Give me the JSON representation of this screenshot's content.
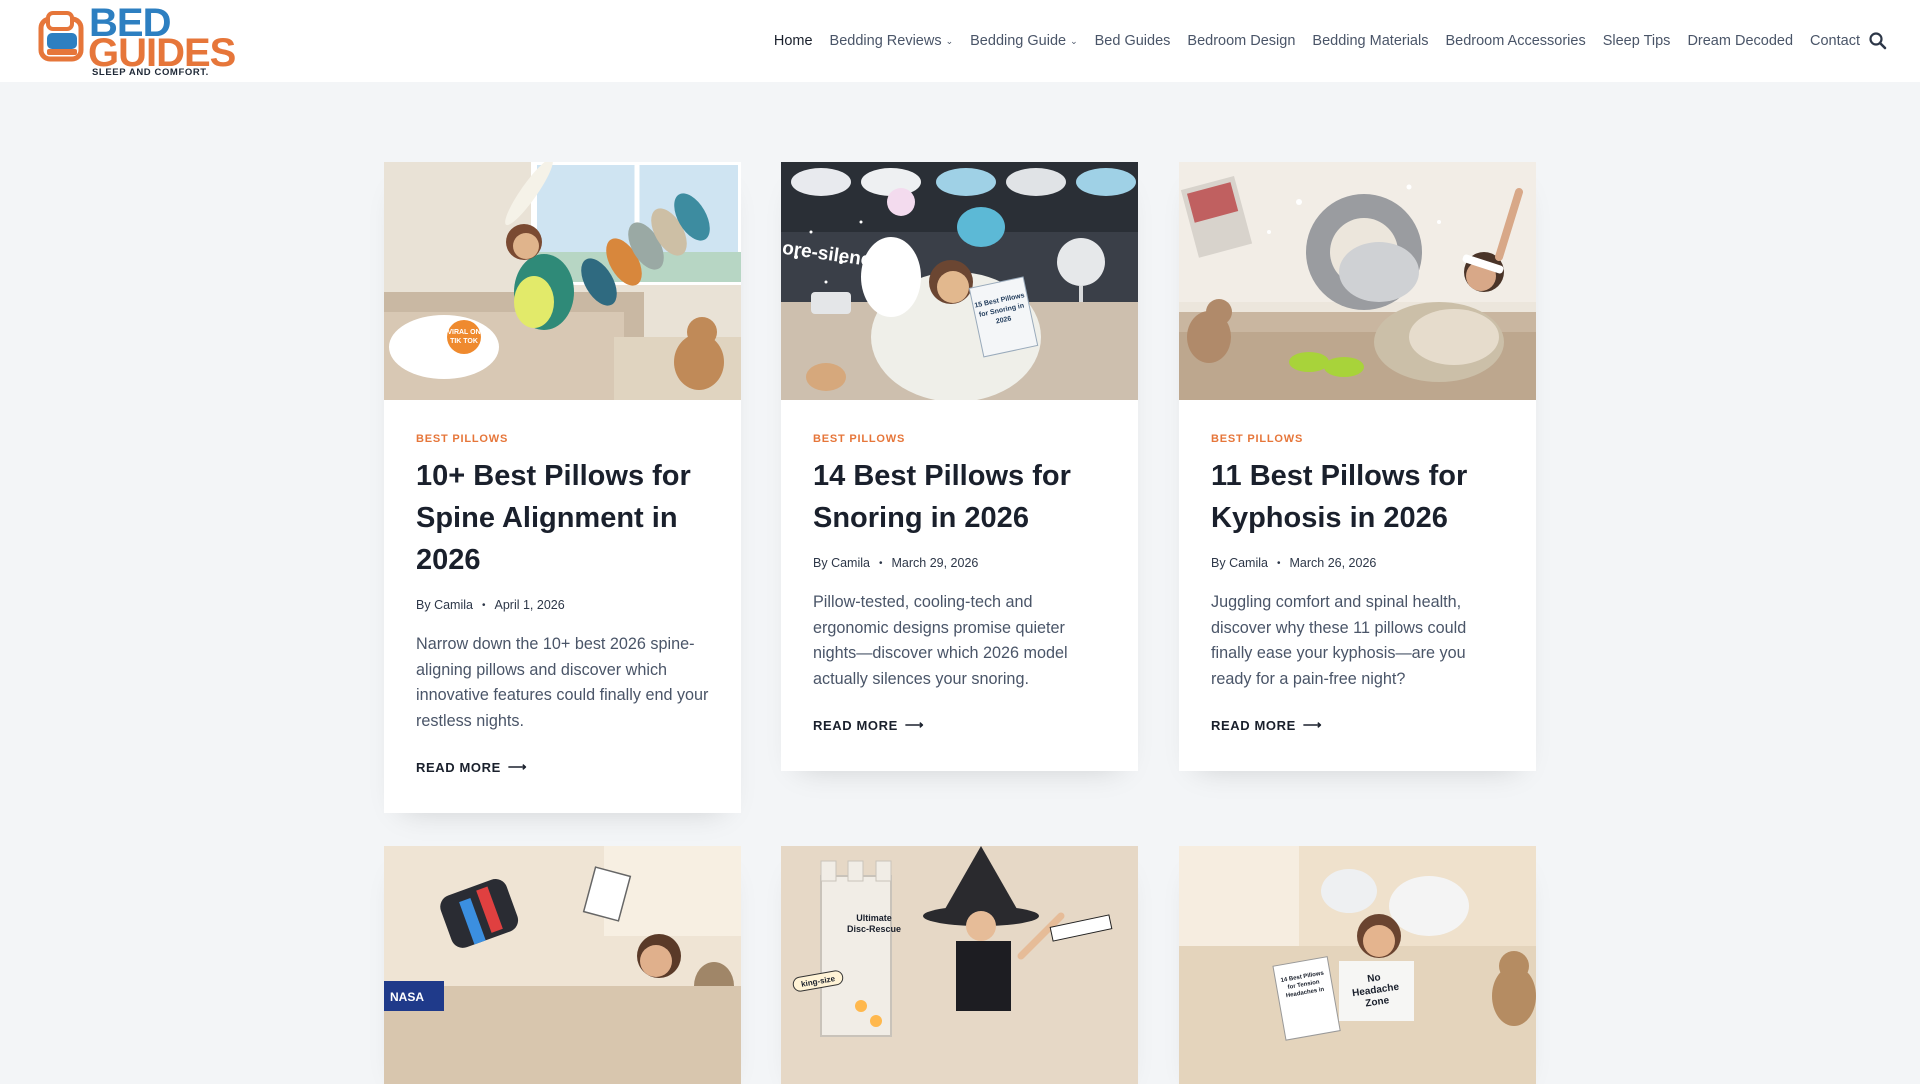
{
  "brand": {
    "line1": "BED",
    "line2": "GUIDES",
    "tagline": "SLEEP AND COMFORT."
  },
  "nav": {
    "items": [
      {
        "label": "Home",
        "active": true
      },
      {
        "label": "Bedding Reviews",
        "has_dropdown": true
      },
      {
        "label": "Bedding Guide",
        "has_dropdown": true
      },
      {
        "label": "Bed Guides"
      },
      {
        "label": "Bedroom Design"
      },
      {
        "label": "Bedding Materials"
      },
      {
        "label": "Bedroom Accessories"
      },
      {
        "label": "Sleep Tips"
      },
      {
        "label": "Dream Decoded"
      },
      {
        "label": "Contact"
      }
    ],
    "search_icon": "search-icon"
  },
  "posts": [
    {
      "category": "BEST PILLOWS",
      "title": "10+ Best Pillows for Spine Alignment in 2026",
      "by": "By",
      "author": "Camila",
      "date": "April 1, 2026",
      "excerpt": "Narrow down the 10+ best 2026 spine-aligning pillows and discover which innovative features could finally end your restless nights.",
      "read_more": "READ MORE",
      "image_badge": "VIRAL ON TIK TOK"
    },
    {
      "category": "BEST PILLOWS",
      "title": "14 Best Pillows for Snoring in 2026",
      "by": "By",
      "author": "Camila",
      "date": "March 29, 2026",
      "excerpt": "Pillow-tested, cooling-tech and ergonomic designs promise quieter nights—discover which 2026 model actually silences your snoring.",
      "read_more": "READ MORE",
      "image_caption": "more-silencing",
      "image_book": "15 Best Pillows for Snoring in 2026"
    },
    {
      "category": "BEST PILLOWS",
      "title": "11 Best Pillows for Kyphosis in 2026",
      "by": "By",
      "author": "Camila",
      "date": "March 26, 2026",
      "excerpt": "Juggling comfort and spinal health, discover why these 11 pillows could finally ease your kyphosis—are you ready for a pain-free night?",
      "read_more": "READ MORE"
    },
    {
      "image_badge": "NASA"
    },
    {
      "image_label_1": "Ultimate Disc-Rescue",
      "image_label_2": "king-size"
    },
    {
      "image_book": "14 Best Pillows for Tension Headaches in",
      "image_shirt": "No Headache Zone"
    }
  ],
  "colors": {
    "accent": "#e6763a",
    "brand_blue": "#2d7fc1",
    "page_bg": "#f3f5f7"
  }
}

## Aim of the task
What lines above hold the word "date"? List them all.

## The completed task
      "date": "April 1, 2026",
      "date": "March 29, 2026",
      "date": "March 26, 2026",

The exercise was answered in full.